Work to complete:
What follows are records. Restate all of them word for word.

Entries shown:
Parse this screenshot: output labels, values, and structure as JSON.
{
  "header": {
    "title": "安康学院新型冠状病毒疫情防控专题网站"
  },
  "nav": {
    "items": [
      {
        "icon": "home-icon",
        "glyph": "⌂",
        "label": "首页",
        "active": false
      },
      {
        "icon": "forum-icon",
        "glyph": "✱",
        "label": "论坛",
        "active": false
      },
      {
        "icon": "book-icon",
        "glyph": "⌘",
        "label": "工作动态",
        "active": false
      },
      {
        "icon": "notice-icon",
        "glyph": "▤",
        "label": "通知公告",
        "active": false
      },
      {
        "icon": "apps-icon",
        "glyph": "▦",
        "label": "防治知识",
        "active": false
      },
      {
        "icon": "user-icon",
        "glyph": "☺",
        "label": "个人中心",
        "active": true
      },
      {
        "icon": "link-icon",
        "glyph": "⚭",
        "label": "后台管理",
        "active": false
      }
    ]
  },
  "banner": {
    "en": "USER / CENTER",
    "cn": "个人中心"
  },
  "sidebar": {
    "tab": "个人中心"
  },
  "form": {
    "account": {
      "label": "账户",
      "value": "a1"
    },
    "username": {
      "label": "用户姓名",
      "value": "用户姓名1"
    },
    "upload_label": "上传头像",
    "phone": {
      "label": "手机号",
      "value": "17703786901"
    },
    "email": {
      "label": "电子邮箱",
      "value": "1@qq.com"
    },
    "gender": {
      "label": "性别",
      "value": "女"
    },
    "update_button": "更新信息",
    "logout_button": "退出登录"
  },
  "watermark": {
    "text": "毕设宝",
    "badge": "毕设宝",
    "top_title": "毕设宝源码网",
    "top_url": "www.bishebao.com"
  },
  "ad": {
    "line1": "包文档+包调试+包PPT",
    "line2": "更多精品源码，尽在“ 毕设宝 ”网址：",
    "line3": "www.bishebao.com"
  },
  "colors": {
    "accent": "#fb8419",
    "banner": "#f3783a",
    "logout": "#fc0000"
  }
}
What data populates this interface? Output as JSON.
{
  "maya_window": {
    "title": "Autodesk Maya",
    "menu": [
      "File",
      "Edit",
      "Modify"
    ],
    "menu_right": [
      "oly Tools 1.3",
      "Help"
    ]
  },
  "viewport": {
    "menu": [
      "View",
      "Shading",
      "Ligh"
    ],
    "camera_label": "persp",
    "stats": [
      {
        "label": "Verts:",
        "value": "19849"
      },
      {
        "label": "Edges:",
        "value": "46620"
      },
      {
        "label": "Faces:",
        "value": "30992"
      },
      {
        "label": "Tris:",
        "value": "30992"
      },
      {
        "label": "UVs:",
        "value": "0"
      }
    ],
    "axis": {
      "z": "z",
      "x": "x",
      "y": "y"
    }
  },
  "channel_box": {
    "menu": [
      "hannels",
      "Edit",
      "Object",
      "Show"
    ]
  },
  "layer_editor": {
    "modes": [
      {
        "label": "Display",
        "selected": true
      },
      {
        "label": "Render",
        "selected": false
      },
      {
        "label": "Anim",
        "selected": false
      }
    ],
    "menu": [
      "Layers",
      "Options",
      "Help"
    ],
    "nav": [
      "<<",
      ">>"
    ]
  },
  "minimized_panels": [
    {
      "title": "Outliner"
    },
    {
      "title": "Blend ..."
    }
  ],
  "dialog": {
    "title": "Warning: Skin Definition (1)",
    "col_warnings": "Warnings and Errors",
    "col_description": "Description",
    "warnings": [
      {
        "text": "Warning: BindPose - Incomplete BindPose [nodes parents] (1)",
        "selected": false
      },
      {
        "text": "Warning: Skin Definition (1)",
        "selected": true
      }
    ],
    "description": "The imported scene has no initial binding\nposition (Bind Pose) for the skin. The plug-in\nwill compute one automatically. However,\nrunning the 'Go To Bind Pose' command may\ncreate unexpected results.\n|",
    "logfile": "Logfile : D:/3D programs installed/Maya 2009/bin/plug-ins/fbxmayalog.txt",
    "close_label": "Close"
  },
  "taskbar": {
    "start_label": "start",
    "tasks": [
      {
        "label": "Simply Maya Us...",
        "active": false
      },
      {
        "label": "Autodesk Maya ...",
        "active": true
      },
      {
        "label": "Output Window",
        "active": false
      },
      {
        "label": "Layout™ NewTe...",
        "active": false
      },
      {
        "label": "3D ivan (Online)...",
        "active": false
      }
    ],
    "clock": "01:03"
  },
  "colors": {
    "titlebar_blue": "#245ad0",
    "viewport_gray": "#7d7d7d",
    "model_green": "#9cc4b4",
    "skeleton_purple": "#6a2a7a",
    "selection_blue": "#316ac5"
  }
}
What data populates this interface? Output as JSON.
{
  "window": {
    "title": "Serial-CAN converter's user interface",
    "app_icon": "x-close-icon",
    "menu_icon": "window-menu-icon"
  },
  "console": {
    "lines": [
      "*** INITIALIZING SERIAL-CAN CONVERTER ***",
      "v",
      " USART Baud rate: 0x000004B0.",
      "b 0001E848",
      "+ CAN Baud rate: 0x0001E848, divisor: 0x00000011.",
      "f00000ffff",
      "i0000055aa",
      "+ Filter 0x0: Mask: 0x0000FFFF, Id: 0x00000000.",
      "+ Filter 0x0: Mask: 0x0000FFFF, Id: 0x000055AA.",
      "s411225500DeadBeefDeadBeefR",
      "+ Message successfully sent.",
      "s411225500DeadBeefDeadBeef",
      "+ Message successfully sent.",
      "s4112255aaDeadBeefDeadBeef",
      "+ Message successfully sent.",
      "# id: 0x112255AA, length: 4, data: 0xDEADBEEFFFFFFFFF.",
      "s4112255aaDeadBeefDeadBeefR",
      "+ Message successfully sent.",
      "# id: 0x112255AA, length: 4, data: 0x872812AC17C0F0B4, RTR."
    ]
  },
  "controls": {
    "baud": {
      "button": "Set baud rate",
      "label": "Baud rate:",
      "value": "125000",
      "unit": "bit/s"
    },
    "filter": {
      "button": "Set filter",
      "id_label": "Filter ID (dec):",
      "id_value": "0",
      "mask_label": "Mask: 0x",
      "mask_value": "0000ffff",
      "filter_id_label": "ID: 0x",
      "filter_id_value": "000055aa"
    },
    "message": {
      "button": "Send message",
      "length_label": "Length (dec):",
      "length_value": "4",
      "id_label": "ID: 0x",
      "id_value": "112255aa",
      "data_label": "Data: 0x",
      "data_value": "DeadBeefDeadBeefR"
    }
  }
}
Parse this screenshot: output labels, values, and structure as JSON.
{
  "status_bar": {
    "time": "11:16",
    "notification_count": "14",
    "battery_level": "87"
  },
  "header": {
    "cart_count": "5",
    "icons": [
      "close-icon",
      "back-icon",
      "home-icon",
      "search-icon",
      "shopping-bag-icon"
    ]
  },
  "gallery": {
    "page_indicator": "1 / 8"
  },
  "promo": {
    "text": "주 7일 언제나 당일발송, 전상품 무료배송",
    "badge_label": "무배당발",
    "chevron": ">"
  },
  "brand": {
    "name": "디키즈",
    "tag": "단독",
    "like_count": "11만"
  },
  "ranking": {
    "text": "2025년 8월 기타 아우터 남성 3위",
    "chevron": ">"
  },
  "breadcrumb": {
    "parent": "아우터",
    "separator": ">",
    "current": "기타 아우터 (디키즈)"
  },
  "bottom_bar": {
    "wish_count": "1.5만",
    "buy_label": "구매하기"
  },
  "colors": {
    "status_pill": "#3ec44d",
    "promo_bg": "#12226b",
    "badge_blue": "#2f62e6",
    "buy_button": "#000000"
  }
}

Written reply:
Parse this screenshot: output labels, values, and structure as JSON.
{
  "header": {
    "title": "安康学院新型冠状病毒疫情防控专题网站"
  },
  "nav": {
    "items": [
      {
        "icon": "home-icon",
        "glyph": "⌂",
        "label": "首页",
        "active": false
      },
      {
        "icon": "forum-icon",
        "glyph": "✱",
        "label": "论坛",
        "active": false
      },
      {
        "icon": "book-icon",
        "glyph": "⌘",
        "label": "工作动态",
        "active": false
      },
      {
        "icon": "notice-icon",
        "glyph": "▤",
        "label": "通知公告",
        "active": false
      },
      {
        "icon": "apps-icon",
        "glyph": "▦",
        "label": "防治知识",
        "active": false
      },
      {
        "icon": "user-icon",
        "glyph": "☺",
        "label": "个人中心",
        "active": true
      },
      {
        "icon": "link-icon",
        "glyph": "⚭",
        "label": "后台管理",
        "active": false
      }
    ]
  },
  "banner": {
    "en": "USER / CENTER",
    "cn": "个人中心"
  },
  "sidebar": {
    "tab": "个人中心"
  },
  "form": {
    "account": {
      "label": "账户",
      "value": "a1"
    },
    "username": {
      "label": "用户姓名",
      "value": "用户姓名1"
    },
    "upload_label": "上传头像",
    "phone": {
      "label": "手机号",
      "value": "17703786901"
    },
    "email": {
      "label": "电子邮箱",
      "value": "1@qq.com"
    },
    "gender": {
      "label": "性别",
      "value": "女"
    },
    "update_button": "更新信息",
    "logout_button": "退出登录"
  },
  "watermark": {
    "text": "毕设宝",
    "badge": "毕设宝",
    "top_title": "毕设宝源码网",
    "top_url": "www.bishebao.com"
  },
  "ad": {
    "line1": "包文档+包调试+包PPT",
    "line2": "更多精品源码，尽在“ 毕设宝 ”网址：",
    "line3": "www.bishebao.com"
  },
  "colors": {
    "accent": "#fb8419",
    "banner": "#f3783a",
    "logout": "#fc0000"
  }
}
What data populates this interface? Output as JSON.
{
  "maya_window": {
    "title": "Autodesk Maya",
    "menu": [
      "File",
      "Edit",
      "Modify"
    ],
    "menu_right": [
      "oly Tools 1.3",
      "Help"
    ]
  },
  "viewport": {
    "menu": [
      "View",
      "Shading",
      "Ligh"
    ],
    "camera_label": "persp",
    "stats": [
      {
        "label": "Verts:",
        "value": "19849"
      },
      {
        "label": "Edges:",
        "value": "46620"
      },
      {
        "label": "Faces:",
        "value": "30992"
      },
      {
        "label": "Tris:",
        "value": "30992"
      },
      {
        "label": "UVs:",
        "value": "0"
      }
    ],
    "axis": {
      "z": "z",
      "x": "x",
      "y": "y"
    }
  },
  "channel_box": {
    "menu": [
      "hannels",
      "Edit",
      "Object",
      "Show"
    ]
  },
  "layer_editor": {
    "modes": [
      {
        "label": "Display",
        "selected": true
      },
      {
        "label": "Render",
        "selected": false
      },
      {
        "label": "Anim",
        "selected": false
      }
    ],
    "menu": [
      "Layers",
      "Options",
      "Help"
    ],
    "nav": [
      "<<",
      ">>"
    ]
  },
  "minimized_panels": [
    {
      "title": "Outliner"
    },
    {
      "title": "Blend ..."
    }
  ],
  "dialog": {
    "title": "Warning: Skin Definition (1)",
    "col_warnings": "Warnings and Errors",
    "col_description": "Description",
    "warnings": [
      {
        "text": "Warning: BindPose - Incomplete BindPose [nodes parents] (1)",
        "selected": false
      },
      {
        "text": "Warning: Skin Definition (1)",
        "selected": true
      }
    ],
    "description": "The imported scene has no initial binding\nposition (Bind Pose) for the skin. The plug-in\nwill compute one automatically. However,\nrunning the 'Go To Bind Pose' command may\ncreate unexpected results.\n|",
    "logfile": "Logfile : D:/3D programs installed/Maya 2009/bin/plug-ins/fbxmayalog.txt",
    "close_label": "Close"
  },
  "taskbar": {
    "start_label": "start",
    "tasks": [
      {
        "label": "Simply Maya Us...",
        "active": false
      },
      {
        "label": "Autodesk Maya ...",
        "active": true
      },
      {
        "label": "Output Window",
        "active": false
      },
      {
        "label": "Layout™ NewTe...",
        "active": false
      },
      {
        "label": "3D ivan (Online)...",
        "active": false
      }
    ],
    "clock": "01:03"
  },
  "colors": {
    "titlebar_blue": "#245ad0",
    "viewport_gray": "#7d7d7d",
    "model_green": "#9cc4b4",
    "skeleton_purple": "#6a2a7a",
    "selection_blue": "#316ac5"
  }
}
What data populates this interface? Output as JSON.
{
  "window": {
    "title": "Serial-CAN converter's user interface",
    "app_icon": "x-close-icon",
    "menu_icon": "window-menu-icon"
  },
  "console": {
    "lines": [
      "*** INITIALIZING SERIAL-CAN CONVERTER ***",
      "v",
      " USART Baud rate: 0x000004B0.",
      "b 0001E848",
      "+ CAN Baud rate: 0x0001E848, divisor: 0x00000011.",
      "f00000ffff",
      "i0000055aa",
      "+ Filter 0x0: Mask: 0x0000FFFF, Id: 0x00000000.",
      "+ Filter 0x0: Mask: 0x0000FFFF, Id: 0x000055AA.",
      "s411225500DeadBeefDeadBeefR",
      "+ Message successfully sent.",
      "s411225500DeadBeefDeadBeef",
      "+ Message successfully sent.",
      "s4112255aaDeadBeefDeadBeef",
      "+ Message successfully sent.",
      "# id: 0x112255AA, length: 4, data: 0xDEADBEEFFFFFFFFF.",
      "s4112255aaDeadBeefDeadBeefR",
      "+ Message successfully sent.",
      "# id: 0x112255AA, length: 4, data: 0x872812AC17C0F0B4, RTR."
    ]
  },
  "controls": {
    "baud": {
      "button": "Set baud rate",
      "label": "Baud rate:",
      "value": "125000",
      "unit": "bit/s"
    },
    "filter": {
      "button": "Set filter",
      "id_label": "Filter ID (dec):",
      "id_value": "0",
      "mask_label": "Mask: 0x",
      "mask_value": "0000ffff",
      "filter_id_label": "ID: 0x",
      "filter_id_value": "000055aa"
    },
    "message": {
      "button": "Send message",
      "length_label": "Length (dec):",
      "length_value": "4",
      "id_label": "ID: 0x",
      "id_value": "112255aa",
      "data_label": "Data: 0x",
      "data_value": "DeadBeefDeadBeefR"
    }
  }
}
Parse this screenshot: output labels, values, and structure as JSON.
{
  "status_bar": {
    "time": "11:16",
    "notification_count": "14",
    "battery_level": "87"
  },
  "header": {
    "cart_count": "5",
    "icons": [
      "close-icon",
      "back-icon",
      "home-icon",
      "search-icon",
      "shopping-bag-icon"
    ]
  },
  "gallery": {
    "page_indicator": "1 / 8"
  },
  "promo": {
    "text": "주 7일 언제나 당일발송, 전상품 무료배송",
    "badge_label": "무배당발",
    "chevron": ">"
  },
  "brand": {
    "name": "디키즈",
    "tag": "단독",
    "like_count": "11만"
  },
  "ranking": {
    "text": "2025년 8월 기타 아우터 남성 3위",
    "chevron": ">"
  },
  "breadcrumb": {
    "parent": "아우터",
    "separator": ">",
    "current": "기타 아우터 (디키즈)"
  },
  "bottom_bar": {
    "wish_count": "1.5만",
    "buy_label": "구매하기"
  },
  "colors": {
    "status_pill": "#3ec44d",
    "promo_bg": "#12226b",
    "badge_blue": "#2f62e6",
    "buy_button": "#000000"
  }
}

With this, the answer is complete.